→ What to do: What is needed here is an exact copy of every entry.
::: Excerpted records
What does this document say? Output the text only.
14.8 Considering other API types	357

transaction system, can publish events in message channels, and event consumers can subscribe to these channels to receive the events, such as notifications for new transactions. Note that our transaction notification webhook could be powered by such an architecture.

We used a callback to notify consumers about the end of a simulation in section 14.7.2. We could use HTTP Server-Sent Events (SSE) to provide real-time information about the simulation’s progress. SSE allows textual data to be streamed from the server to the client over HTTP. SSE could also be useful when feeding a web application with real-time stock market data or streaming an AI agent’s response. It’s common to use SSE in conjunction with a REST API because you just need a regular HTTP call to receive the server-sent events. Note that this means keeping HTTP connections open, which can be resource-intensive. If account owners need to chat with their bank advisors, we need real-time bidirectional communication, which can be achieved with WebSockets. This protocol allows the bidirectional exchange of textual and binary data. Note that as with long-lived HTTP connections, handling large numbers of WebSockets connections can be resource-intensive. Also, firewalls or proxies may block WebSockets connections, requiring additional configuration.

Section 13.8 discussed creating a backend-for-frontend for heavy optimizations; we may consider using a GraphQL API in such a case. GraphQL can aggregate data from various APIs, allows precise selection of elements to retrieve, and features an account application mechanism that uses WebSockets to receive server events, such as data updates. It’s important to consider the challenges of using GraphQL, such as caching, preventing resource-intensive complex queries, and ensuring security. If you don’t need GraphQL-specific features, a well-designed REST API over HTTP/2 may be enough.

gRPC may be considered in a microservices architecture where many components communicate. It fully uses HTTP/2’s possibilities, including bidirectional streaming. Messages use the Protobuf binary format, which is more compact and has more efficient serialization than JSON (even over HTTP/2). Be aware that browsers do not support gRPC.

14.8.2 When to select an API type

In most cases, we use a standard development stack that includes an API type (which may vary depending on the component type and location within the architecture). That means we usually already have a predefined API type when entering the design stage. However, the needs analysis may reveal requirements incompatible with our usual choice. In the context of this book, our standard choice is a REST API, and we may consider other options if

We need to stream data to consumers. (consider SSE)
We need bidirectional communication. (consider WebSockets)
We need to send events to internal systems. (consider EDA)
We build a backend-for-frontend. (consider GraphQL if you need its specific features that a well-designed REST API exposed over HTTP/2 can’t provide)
::::::
→ Written answer:
What does this document say? Output the text only.
14.8 Considering other API types	357

transaction system, can publish events in message channels, and event consumers can subscribe to these channels to receive the events, such as notifications for new transactions. Note that our transaction notification webhook could be powered by such an architecture.

We used a callback to notify consumers about the end of a simulation in section 14.7.2. We could use HTTP Server-Sent Events (SSE) to provide real-time information about the simulation’s progress. SSE allows textual data to be streamed from the server to the client over HTTP. SSE could also be useful when feeding a web application with real-time stock market data or streaming an AI agent’s response. It’s common to use SSE in conjunction with a REST API because you just need a regular HTTP call to receive the server-sent events. Note that this means keeping HTTP connections open, which can be resource-intensive. If account owners need to chat with their bank advisors, we need real-time bidirectional communication, which can be achieved with WebSockets. This protocol allows the bidirectional exchange of textual and binary data. Note that as with long-lived HTTP connections, handling large numbers of WebSockets connections can be resource-intensive. Also, firewalls or proxies may block WebSockets connections, requiring additional configuration.

Section 13.8 discussed creating a backend-for-frontend for heavy optimizations; we may consider using a GraphQL API in such a case. GraphQL can aggregate data from various APIs, allows precise selection of elements to retrieve, and features an account application mechanism that uses WebSockets to receive server events, such as data updates. It’s important to consider the challenges of using GraphQL, such as caching, preventing resource-intensive complex queries, and ensuring security. If you don’t need GraphQL-specific features, a well-designed REST API over HTTP/2 may be enough.

gRPC may be considered in a microservices architecture where many components communicate. It fully uses HTTP/2’s possibilities, including bidirectional streaming. Messages use the Protobuf binary format, which is more compact and has more efficient serialization than JSON (even over HTTP/2). Be aware that browsers do not support gRPC.

14.8.2 When to select an API type

In most cases, we use a standard development stack that includes an API type (which may vary depending on the component type and location within the architecture). That means we usually already have a predefined API type when entering the design stage. However, the needs analysis may reveal requirements incompatible with our usual choice. In the context of this book, our standard choice is a REST API, and we may consider other options if

We need to stream data to consumers. (consider SSE)
We need bidirectional communication. (consider WebSockets)
We need to send events to internal systems. (consider EDA)
We build a backend-for-frontend. (consider GraphQL if you need its specific features that a well-designed REST API exposed over HTTP/2 can’t provide)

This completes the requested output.